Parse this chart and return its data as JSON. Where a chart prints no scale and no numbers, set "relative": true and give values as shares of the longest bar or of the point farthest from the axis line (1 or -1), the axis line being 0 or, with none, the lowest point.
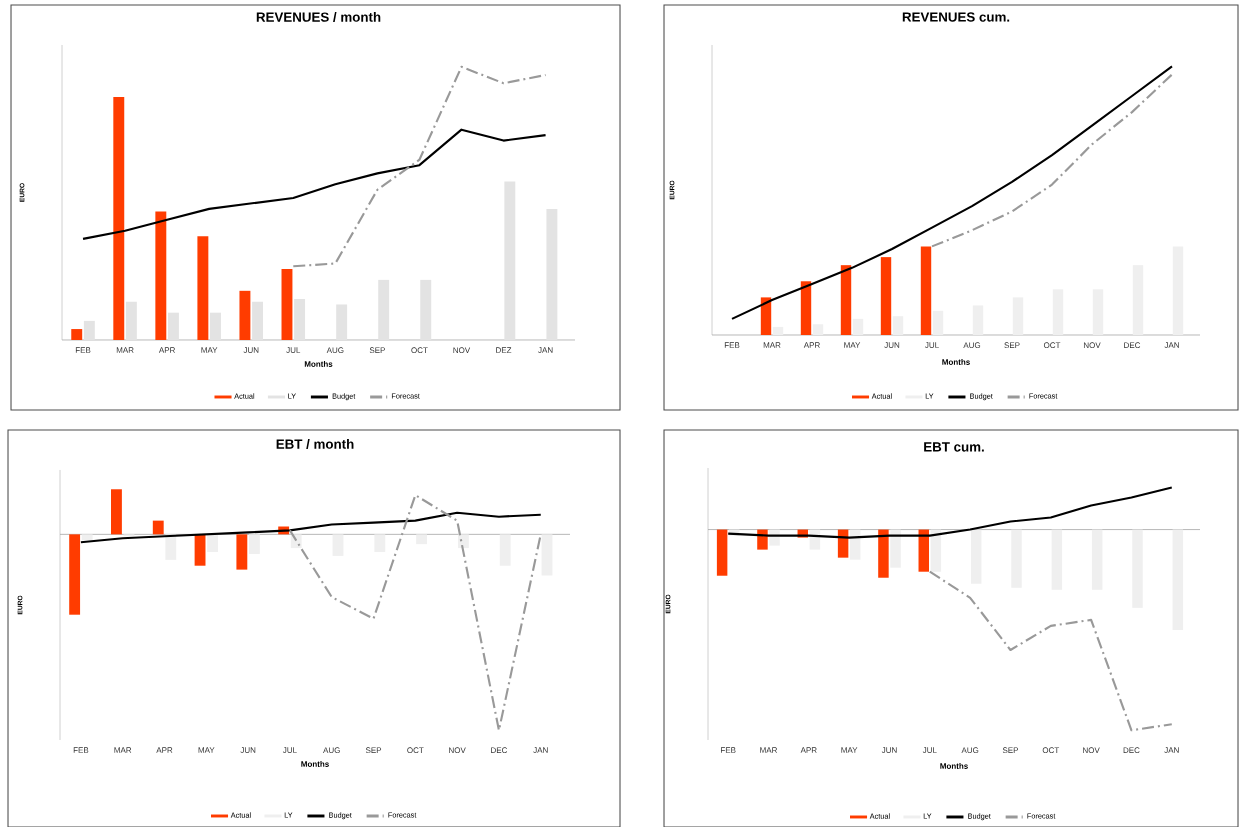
{
  "chart_data": [
    {
      "type": "bar",
      "title": "REVENUES / month",
      "xlabel": "Months",
      "ylabel": "EURO",
      "relative": true,
      "legend": "bottom",
      "categories": [
        "FEB",
        "MAR",
        "APR",
        "MAY",
        "JUN",
        "JUL",
        "AUG",
        "SEP",
        "OCT",
        "NOV",
        "DEZ",
        "JAN"
      ],
      "series": [
        {
          "name": "Actual",
          "color": "#ff3c00",
          "values": [
            0.04,
            0.89,
            0.47,
            0.38,
            0.18,
            0.26,
            null,
            null,
            null,
            null,
            null,
            null
          ]
        },
        {
          "name": "LY",
          "color": "#e3e3e3",
          "values": [
            0.07,
            0.14,
            0.1,
            0.1,
            0.14,
            0.15,
            0.13,
            0.22,
            0.22,
            null,
            0.58,
            0.48
          ]
        },
        {
          "name": "Budget",
          "type": "line",
          "color": "#000000",
          "line_style": "solid",
          "values": [
            0.37,
            0.4,
            0.44,
            0.48,
            0.5,
            0.52,
            0.57,
            0.61,
            0.64,
            0.77,
            0.73,
            0.75
          ]
        },
        {
          "name": "Forecast",
          "type": "line",
          "color": "#999999",
          "line_style": "dashed",
          "values": [
            null,
            null,
            null,
            null,
            null,
            0.27,
            0.28,
            0.55,
            0.66,
            1.0,
            0.94,
            0.97
          ]
        }
      ]
    },
    {
      "type": "bar",
      "title": "REVENUES cum.",
      "xlabel": "Months",
      "ylabel": "EURO",
      "relative": true,
      "legend": "bottom",
      "categories": [
        "FEB",
        "MAR",
        "APR",
        "MAY",
        "JUN",
        "JUL",
        "AUG",
        "SEP",
        "OCT",
        "NOV",
        "DEC",
        "JAN"
      ],
      "series": [
        {
          "name": "Actual",
          "color": "#ff3c00",
          "values": [
            null,
            0.14,
            0.2,
            0.26,
            0.29,
            0.33,
            null,
            null,
            null,
            null,
            null,
            null
          ]
        },
        {
          "name": "LY",
          "color": "#efefef",
          "values": [
            null,
            0.03,
            0.04,
            0.06,
            0.07,
            0.09,
            0.11,
            0.14,
            0.17,
            0.17,
            0.26,
            0.33
          ]
        },
        {
          "name": "Budget",
          "type": "line",
          "color": "#000000",
          "line_style": "solid",
          "values": [
            0.06,
            0.13,
            0.19,
            0.25,
            0.32,
            0.4,
            0.48,
            0.57,
            0.67,
            0.78,
            0.89,
            1.0
          ]
        },
        {
          "name": "Forecast",
          "type": "line",
          "color": "#999999",
          "line_style": "dashed",
          "values": [
            null,
            null,
            null,
            null,
            null,
            0.33,
            0.39,
            0.46,
            0.56,
            0.71,
            0.83,
            0.97
          ]
        }
      ]
    },
    {
      "type": "bar",
      "title": "EBT / month",
      "xlabel": "Months",
      "ylabel": "EURO",
      "relative": true,
      "legend": "bottom",
      "categories": [
        "FEB",
        "MAR",
        "APR",
        "MAY",
        "JUN",
        "JUL",
        "AUG",
        "SEP",
        "OCT",
        "NOV",
        "DEC",
        "JAN"
      ],
      "series": [
        {
          "name": "Actual",
          "color": "#ff3c00",
          "values": [
            -0.41,
            0.23,
            0.07,
            -0.16,
            -0.18,
            0.04,
            null,
            null,
            null,
            null,
            null,
            null
          ]
        },
        {
          "name": "LY",
          "color": "#efefef",
          "values": [
            -0.03,
            -0.01,
            -0.13,
            -0.09,
            -0.1,
            -0.07,
            -0.11,
            -0.09,
            -0.05,
            -0.07,
            -0.16,
            -0.21
          ]
        },
        {
          "name": "Budget",
          "type": "line",
          "color": "#000000",
          "line_style": "solid",
          "values": [
            -0.04,
            -0.02,
            -0.01,
            0.0,
            0.01,
            0.02,
            0.05,
            0.06,
            0.07,
            0.11,
            0.09,
            0.1
          ]
        },
        {
          "name": "Forecast",
          "type": "line",
          "color": "#999999",
          "line_style": "dashed",
          "values": [
            null,
            null,
            null,
            null,
            null,
            0.02,
            -0.32,
            -0.43,
            0.2,
            0.07,
            -1.0,
            0.0
          ]
        }
      ]
    },
    {
      "type": "bar",
      "title": "EBT cum.",
      "xlabel": "Months",
      "ylabel": "EURO",
      "relative": true,
      "legend": "bottom",
      "categories": [
        "FEB",
        "MAR",
        "APR",
        "MAY",
        "JUN",
        "JUL",
        "AUG",
        "SEP",
        "OCT",
        "NOV",
        "DEC",
        "JAN"
      ],
      "series": [
        {
          "name": "Actual",
          "color": "#ff3c00",
          "values": [
            -0.23,
            -0.1,
            -0.04,
            -0.14,
            -0.24,
            -0.21,
            null,
            null,
            null,
            null,
            null,
            null
          ]
        },
        {
          "name": "LY",
          "color": "#efefef",
          "values": [
            -0.03,
            -0.08,
            -0.1,
            -0.15,
            -0.19,
            -0.21,
            -0.27,
            -0.29,
            -0.3,
            -0.3,
            -0.39,
            -0.5
          ]
        },
        {
          "name": "Budget",
          "type": "line",
          "color": "#000000",
          "line_style": "solid",
          "values": [
            -0.02,
            -0.03,
            -0.03,
            -0.04,
            -0.03,
            -0.03,
            0.0,
            0.04,
            0.06,
            0.12,
            0.16,
            0.21
          ]
        },
        {
          "name": "Forecast",
          "type": "line",
          "color": "#999999",
          "line_style": "dashed",
          "values": [
            null,
            null,
            null,
            null,
            null,
            -0.21,
            -0.34,
            -0.6,
            -0.48,
            -0.45,
            -1.0,
            -0.97
          ]
        }
      ]
    }
  ]
}
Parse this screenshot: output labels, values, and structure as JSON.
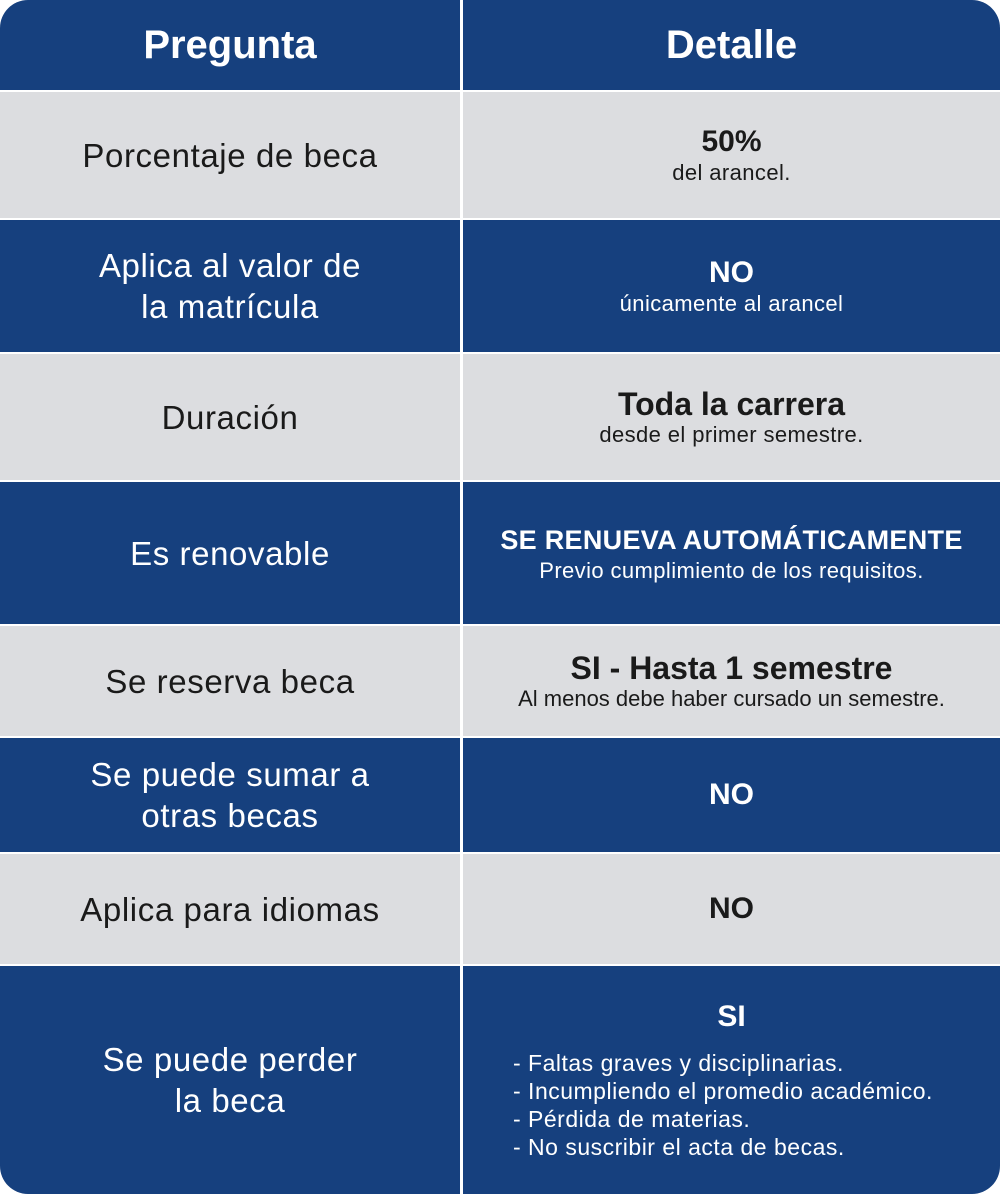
{
  "header": {
    "col1": "Pregunta",
    "col2": "Detalle"
  },
  "rows": [
    {
      "question": [
        "Porcentaje de beca"
      ],
      "main": "50%",
      "sub": "del arancel."
    },
    {
      "question": [
        "Aplica al valor de",
        "la matrícula"
      ],
      "main": "NO",
      "sub": "únicamente al arancel"
    },
    {
      "question": [
        "Duración"
      ],
      "main": "Toda la carrera",
      "sub": "desde el primer semestre."
    },
    {
      "question": [
        "Es renovable"
      ],
      "main": "SE RENUEVA AUTOMÁTICAMENTE",
      "sub": "Previo cumplimiento de los requisitos."
    },
    {
      "question": [
        "Se reserva beca"
      ],
      "main": "SI - Hasta 1 semestre",
      "sub": "Al menos debe haber cursado un semestre."
    },
    {
      "question": [
        "Se puede sumar a",
        "otras becas"
      ],
      "main": "NO"
    },
    {
      "question": [
        "Aplica para idiomas"
      ],
      "main": "NO"
    },
    {
      "question": [
        "Se puede perder",
        "la beca"
      ],
      "main": "SI",
      "bullets": [
        "- Faltas graves y disciplinarias.",
        "- Incumpliendo el promedio académico.",
        "- Pérdida de materias.",
        "- No suscribir el acta de becas."
      ]
    }
  ],
  "colors": {
    "blue": "#16407e",
    "gray": "#dcdde0",
    "divider": "#ffffff"
  }
}
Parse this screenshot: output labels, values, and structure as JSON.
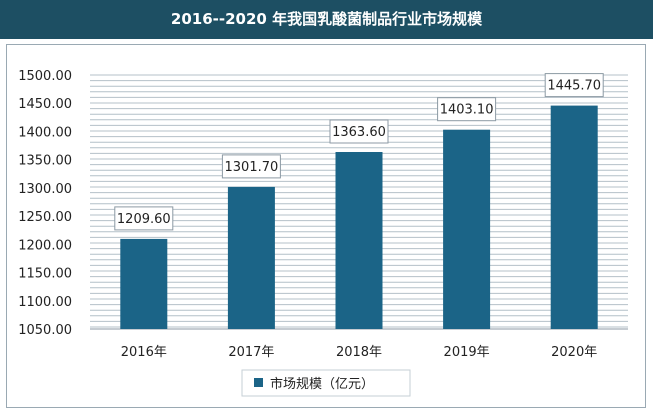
{
  "title": "2016--2020 年我国乳酸菌制品行业市场规模",
  "colors": {
    "header_bg": "#1d4f63",
    "bar": "#1b6487",
    "grid": "#b4c0c8"
  },
  "chart_data": {
    "type": "bar",
    "title": "2016--2020 年我国乳酸菌制品行业市场规模",
    "categories": [
      "2016年",
      "2017年",
      "2018年",
      "2019年",
      "2020年"
    ],
    "series": [
      {
        "name": "市场规模（亿元）",
        "values": [
          1209.6,
          1301.7,
          1363.6,
          1403.1,
          1445.7
        ]
      }
    ],
    "data_labels": [
      "1209.60",
      "1301.70",
      "1363.60",
      "1403.10",
      "1445.70"
    ],
    "y_ticks": [
      "1050.00",
      "1100.00",
      "1150.00",
      "1200.00",
      "1250.00",
      "1300.00",
      "1350.00",
      "1400.00",
      "1450.00",
      "1500.00"
    ],
    "ylim": [
      1050,
      1500
    ],
    "grid": true,
    "legend_position": "bottom"
  }
}
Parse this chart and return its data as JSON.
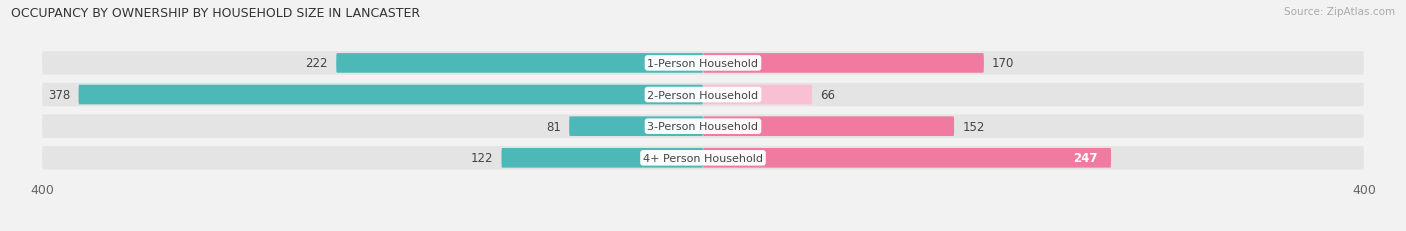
{
  "title": "OCCUPANCY BY OWNERSHIP BY HOUSEHOLD SIZE IN LANCASTER",
  "source": "Source: ZipAtlas.com",
  "categories": [
    "1-Person Household",
    "2-Person Household",
    "3-Person Household",
    "4+ Person Household"
  ],
  "owner_values": [
    222,
    378,
    81,
    122
  ],
  "renter_values": [
    170,
    66,
    152,
    247
  ],
  "owner_color": "#4db8b8",
  "renter_color": "#f07aa0",
  "renter_color_light": "#f9c0d3",
  "axis_max": 400,
  "background_color": "#f2f2f2",
  "bar_bg_color": "#e4e4e4",
  "title_fontsize": 9,
  "source_fontsize": 7.5,
  "label_fontsize": 8.5,
  "cat_fontsize": 8.0
}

## Work required
In the material above, show every line where the word "return" turns up.

## Answer to this problem
Parse this chart and return its data as JSON. Where a chart prints no scale and no numbers, set "relative": true and give values as shares of the longest bar or of the point farthest from the axis line (1 or -1), the axis line being 0 or, with none, the lowest point.
Parse this chart and return its data as JSON.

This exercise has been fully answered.